• [Set task] Each line of the listing that contains the word "ἀνθρώπου" is to be copied.

Begin Data supplied

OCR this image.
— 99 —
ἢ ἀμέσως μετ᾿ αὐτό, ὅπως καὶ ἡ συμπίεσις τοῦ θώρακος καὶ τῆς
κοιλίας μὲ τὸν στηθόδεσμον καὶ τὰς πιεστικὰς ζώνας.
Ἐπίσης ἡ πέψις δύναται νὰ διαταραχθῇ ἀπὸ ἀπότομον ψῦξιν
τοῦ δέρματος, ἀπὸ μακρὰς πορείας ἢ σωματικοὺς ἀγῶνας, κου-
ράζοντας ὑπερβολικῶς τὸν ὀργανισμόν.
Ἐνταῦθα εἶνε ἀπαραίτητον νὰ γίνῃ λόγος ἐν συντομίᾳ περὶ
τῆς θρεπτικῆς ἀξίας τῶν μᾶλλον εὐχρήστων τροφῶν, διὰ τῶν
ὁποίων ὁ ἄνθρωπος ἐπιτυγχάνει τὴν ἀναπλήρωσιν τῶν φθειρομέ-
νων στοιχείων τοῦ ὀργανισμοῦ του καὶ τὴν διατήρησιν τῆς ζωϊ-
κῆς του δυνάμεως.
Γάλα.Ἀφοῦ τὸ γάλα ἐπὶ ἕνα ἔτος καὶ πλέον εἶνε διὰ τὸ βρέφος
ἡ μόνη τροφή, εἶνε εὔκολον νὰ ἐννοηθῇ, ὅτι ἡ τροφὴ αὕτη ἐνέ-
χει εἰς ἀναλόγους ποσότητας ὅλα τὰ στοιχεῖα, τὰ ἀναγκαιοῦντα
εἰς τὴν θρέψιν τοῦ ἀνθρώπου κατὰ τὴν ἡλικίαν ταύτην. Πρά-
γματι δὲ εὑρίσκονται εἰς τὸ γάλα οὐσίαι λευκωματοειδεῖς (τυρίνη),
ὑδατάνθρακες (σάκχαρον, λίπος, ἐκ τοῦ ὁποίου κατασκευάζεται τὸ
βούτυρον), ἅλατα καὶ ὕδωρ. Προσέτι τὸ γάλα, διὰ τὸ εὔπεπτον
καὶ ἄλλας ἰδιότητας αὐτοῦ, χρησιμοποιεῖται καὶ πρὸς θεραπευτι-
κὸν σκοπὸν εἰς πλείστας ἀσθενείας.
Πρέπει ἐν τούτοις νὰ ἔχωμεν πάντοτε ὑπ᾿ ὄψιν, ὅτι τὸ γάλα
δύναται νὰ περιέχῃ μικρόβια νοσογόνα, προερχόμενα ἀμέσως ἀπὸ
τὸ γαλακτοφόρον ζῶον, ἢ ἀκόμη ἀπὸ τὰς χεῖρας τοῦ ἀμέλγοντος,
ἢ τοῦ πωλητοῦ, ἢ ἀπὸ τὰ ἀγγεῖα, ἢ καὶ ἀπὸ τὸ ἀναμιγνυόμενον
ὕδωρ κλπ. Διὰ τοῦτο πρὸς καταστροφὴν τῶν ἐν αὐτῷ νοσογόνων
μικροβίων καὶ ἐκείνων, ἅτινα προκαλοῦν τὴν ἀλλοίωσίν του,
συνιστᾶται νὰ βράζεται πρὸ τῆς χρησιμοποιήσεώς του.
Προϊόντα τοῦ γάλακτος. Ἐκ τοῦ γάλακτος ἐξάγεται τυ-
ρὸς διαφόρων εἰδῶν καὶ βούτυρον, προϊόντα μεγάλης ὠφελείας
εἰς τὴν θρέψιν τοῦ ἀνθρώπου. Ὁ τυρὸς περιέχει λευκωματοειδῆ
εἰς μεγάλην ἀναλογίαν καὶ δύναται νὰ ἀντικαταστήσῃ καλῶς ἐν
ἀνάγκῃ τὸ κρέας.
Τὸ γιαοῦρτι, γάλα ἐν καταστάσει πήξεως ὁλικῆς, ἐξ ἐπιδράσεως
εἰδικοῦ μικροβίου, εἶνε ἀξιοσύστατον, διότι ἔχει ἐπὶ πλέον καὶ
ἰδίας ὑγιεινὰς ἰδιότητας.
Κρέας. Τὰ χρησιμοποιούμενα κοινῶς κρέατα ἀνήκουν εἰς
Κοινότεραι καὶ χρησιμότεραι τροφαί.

End Data supplied

• [Task solution]
εἰς τὴν θρέψιν τοῦ ἀνθρώπου κατὰ τὴν ἡλικίαν ταύτην. Πρά-
εἰς τὴν θρέψιν τοῦ ἀνθρώπου. Ὁ τυρὸς περιέχει λευκωματοειδῆ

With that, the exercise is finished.